→ Problem: From the listing below, pick out each line with the word "комбинаций".

→ Material to process:
● ● ● ●

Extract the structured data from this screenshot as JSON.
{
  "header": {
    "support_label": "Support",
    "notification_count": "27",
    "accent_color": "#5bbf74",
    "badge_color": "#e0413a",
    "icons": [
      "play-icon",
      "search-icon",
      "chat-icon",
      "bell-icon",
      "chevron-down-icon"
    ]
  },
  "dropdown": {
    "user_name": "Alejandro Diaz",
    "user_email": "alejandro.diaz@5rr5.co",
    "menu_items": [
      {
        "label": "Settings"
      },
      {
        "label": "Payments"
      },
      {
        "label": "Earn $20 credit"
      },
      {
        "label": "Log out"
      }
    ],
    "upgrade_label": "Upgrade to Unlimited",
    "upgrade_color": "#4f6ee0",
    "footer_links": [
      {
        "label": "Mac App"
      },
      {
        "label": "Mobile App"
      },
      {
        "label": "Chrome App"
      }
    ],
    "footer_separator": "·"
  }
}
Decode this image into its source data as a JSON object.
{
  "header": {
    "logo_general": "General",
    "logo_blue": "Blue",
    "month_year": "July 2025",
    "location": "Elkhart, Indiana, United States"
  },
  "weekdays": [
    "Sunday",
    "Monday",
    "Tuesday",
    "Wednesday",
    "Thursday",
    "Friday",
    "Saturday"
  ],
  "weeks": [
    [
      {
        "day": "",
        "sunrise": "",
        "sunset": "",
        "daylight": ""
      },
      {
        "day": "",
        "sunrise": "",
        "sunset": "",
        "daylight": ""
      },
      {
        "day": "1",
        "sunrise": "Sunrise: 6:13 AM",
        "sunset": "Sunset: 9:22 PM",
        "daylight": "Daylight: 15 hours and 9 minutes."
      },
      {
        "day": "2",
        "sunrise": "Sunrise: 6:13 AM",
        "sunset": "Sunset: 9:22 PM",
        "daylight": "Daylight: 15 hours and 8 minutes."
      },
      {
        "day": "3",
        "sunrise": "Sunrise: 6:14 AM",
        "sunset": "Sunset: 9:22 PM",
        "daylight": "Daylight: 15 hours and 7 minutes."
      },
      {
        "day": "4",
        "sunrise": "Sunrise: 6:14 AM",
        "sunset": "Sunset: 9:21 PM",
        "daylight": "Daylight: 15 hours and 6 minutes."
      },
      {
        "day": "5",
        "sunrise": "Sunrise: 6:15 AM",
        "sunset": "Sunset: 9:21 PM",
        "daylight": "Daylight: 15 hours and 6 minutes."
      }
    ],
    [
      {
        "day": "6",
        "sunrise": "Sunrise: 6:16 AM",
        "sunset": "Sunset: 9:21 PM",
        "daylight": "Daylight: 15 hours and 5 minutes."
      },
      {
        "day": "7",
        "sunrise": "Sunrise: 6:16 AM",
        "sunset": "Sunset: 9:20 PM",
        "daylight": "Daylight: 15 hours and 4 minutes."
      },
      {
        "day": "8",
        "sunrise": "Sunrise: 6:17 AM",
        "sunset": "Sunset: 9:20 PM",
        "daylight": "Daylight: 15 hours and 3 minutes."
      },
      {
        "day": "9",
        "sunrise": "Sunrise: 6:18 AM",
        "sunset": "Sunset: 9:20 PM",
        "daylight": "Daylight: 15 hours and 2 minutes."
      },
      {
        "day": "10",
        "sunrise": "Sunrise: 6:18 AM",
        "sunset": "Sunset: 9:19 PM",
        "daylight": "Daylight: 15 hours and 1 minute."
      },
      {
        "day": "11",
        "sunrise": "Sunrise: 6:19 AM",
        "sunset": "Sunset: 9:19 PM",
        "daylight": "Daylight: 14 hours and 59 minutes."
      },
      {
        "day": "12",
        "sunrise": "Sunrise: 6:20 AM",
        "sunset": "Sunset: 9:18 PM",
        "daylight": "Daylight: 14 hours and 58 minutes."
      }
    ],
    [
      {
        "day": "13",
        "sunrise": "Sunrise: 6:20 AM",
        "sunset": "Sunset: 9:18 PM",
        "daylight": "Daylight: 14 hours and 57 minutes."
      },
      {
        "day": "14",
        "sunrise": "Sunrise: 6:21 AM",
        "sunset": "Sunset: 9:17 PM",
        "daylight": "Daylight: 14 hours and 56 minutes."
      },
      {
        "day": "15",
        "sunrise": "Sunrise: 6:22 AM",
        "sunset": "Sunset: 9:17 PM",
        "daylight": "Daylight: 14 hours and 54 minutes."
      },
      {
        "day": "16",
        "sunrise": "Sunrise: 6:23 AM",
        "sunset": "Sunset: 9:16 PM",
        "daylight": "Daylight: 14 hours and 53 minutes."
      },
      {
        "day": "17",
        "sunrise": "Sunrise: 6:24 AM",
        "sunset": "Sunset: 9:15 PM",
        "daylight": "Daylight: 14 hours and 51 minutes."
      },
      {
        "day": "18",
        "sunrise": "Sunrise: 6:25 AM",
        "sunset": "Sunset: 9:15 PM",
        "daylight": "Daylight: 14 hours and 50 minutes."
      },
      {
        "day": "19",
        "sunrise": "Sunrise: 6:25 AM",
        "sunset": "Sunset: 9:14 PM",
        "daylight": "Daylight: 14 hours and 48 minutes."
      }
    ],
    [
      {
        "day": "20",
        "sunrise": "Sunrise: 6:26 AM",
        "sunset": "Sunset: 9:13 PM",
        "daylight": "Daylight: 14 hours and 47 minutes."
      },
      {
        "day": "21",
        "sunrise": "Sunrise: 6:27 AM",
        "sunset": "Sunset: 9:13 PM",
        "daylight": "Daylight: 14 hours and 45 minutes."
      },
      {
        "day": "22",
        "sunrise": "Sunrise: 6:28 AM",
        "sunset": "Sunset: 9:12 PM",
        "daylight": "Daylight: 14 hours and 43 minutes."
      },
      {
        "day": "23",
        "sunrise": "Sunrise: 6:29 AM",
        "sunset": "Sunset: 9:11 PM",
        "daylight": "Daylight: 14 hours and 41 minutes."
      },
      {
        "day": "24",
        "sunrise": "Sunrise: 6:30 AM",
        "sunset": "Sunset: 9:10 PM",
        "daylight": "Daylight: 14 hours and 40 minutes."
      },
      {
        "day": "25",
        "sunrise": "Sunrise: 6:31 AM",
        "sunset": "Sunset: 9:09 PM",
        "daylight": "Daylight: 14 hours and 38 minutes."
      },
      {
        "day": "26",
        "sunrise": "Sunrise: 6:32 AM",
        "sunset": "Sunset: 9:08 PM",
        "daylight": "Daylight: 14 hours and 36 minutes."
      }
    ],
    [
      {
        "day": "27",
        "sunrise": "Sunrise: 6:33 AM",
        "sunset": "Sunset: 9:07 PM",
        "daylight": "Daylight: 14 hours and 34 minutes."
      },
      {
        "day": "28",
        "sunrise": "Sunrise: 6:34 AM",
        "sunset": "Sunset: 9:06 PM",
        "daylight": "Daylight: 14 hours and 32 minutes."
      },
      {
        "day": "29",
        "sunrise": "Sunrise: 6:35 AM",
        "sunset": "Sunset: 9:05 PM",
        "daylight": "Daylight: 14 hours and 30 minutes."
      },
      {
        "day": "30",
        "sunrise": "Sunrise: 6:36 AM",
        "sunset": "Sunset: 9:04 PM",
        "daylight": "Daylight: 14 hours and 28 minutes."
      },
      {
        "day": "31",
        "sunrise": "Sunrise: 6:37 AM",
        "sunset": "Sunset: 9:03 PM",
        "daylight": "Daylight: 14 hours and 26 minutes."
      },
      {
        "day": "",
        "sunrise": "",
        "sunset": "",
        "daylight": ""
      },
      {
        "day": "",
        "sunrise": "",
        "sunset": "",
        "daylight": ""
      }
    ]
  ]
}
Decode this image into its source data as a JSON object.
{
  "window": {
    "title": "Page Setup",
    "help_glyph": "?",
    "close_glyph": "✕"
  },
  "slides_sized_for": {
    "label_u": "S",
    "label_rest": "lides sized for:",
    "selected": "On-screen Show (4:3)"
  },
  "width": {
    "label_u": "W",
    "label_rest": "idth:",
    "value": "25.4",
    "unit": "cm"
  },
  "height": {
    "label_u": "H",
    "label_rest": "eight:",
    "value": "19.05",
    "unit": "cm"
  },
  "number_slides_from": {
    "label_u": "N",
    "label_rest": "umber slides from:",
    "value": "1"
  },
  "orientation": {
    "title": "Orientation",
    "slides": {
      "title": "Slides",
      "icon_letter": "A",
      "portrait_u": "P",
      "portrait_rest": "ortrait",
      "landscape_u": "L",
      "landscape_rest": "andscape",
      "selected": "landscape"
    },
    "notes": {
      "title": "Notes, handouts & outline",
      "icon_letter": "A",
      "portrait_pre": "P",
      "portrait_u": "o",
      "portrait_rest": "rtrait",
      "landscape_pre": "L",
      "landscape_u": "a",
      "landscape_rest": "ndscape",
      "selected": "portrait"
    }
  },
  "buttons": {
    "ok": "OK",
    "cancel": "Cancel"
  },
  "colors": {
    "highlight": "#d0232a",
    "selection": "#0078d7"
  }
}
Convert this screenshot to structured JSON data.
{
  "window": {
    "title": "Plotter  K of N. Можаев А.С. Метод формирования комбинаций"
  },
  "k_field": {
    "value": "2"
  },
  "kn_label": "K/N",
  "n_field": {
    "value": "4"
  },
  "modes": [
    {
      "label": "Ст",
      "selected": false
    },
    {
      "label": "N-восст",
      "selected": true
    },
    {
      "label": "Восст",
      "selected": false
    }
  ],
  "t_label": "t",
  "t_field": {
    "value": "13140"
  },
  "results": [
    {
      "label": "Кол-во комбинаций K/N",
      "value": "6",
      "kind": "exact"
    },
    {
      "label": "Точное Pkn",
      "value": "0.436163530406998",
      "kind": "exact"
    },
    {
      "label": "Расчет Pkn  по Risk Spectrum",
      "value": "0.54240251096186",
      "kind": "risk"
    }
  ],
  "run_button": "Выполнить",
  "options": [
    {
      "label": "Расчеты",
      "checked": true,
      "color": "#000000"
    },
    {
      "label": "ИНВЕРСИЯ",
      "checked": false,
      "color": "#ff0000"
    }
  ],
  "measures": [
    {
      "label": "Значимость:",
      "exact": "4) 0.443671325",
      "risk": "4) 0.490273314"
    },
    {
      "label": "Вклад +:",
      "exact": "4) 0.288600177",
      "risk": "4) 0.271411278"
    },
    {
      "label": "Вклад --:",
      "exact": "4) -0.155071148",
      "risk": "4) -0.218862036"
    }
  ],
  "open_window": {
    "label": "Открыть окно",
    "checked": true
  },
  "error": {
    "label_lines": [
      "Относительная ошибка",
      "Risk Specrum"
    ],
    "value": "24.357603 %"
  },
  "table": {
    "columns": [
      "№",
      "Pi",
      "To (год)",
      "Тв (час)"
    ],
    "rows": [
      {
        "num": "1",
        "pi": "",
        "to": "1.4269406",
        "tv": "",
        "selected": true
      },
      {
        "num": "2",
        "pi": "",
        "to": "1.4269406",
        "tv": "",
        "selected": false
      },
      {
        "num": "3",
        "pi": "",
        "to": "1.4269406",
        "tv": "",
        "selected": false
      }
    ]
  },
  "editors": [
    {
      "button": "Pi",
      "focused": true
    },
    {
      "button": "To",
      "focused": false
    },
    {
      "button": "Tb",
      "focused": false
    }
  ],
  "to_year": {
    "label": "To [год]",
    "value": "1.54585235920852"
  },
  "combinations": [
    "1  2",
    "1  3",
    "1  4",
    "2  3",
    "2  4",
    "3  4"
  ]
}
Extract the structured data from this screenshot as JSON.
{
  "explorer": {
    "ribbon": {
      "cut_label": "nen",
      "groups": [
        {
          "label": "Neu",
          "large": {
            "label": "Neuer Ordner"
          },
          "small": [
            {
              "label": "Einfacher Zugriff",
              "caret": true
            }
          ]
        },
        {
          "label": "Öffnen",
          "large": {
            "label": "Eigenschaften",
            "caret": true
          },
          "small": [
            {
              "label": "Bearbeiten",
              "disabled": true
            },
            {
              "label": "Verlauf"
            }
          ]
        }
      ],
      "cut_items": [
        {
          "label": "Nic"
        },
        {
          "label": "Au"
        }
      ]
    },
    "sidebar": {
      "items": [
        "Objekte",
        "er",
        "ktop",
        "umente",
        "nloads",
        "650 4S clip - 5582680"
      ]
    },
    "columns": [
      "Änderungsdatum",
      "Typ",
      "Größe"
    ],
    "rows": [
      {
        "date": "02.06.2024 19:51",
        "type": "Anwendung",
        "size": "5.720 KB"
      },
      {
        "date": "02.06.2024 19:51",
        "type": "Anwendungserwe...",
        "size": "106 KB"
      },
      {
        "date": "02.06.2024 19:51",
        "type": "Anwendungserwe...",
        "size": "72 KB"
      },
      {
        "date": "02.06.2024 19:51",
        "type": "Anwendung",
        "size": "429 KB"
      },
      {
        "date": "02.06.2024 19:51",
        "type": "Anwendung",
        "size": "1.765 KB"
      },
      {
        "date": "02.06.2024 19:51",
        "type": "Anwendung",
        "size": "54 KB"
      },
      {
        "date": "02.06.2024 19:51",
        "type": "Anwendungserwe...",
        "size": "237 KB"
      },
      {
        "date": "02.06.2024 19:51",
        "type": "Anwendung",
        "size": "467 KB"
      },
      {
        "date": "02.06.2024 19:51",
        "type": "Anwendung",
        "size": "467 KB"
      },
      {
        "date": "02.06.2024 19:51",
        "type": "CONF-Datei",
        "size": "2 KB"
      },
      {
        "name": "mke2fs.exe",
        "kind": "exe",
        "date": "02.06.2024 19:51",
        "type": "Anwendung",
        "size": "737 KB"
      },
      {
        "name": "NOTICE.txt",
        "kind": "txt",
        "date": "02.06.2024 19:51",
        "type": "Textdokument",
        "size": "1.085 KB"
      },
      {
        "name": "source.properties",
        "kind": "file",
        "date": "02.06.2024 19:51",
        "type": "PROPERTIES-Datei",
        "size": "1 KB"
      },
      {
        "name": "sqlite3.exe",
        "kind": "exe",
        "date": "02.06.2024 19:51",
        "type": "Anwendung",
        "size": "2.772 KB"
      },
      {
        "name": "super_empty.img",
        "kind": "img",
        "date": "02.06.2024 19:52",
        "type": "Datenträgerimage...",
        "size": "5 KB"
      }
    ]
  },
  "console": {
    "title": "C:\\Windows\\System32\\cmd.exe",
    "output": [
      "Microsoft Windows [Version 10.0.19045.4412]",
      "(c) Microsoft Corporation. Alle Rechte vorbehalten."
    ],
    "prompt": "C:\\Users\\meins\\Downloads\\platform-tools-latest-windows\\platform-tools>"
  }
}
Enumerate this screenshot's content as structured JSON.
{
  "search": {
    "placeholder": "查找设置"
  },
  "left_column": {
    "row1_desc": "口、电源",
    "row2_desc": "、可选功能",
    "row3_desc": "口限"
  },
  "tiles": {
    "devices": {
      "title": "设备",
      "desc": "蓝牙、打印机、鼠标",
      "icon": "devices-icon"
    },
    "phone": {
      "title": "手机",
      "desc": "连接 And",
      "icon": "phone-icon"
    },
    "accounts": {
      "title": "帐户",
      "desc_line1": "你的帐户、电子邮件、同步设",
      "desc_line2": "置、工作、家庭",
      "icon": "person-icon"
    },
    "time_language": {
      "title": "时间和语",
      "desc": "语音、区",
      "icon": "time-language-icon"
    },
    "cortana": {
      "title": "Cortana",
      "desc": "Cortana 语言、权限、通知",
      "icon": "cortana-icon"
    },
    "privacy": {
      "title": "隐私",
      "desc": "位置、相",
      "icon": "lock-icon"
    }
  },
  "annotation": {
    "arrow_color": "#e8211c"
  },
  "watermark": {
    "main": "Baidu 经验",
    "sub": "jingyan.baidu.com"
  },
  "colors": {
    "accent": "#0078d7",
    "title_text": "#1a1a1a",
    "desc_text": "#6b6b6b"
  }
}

● ● ● ●

→ Result:
    "title": "Plotter  K of N. Можаев А.С. Метод формирования комбинаций"
      "label": "Кол-во комбинаций K/N",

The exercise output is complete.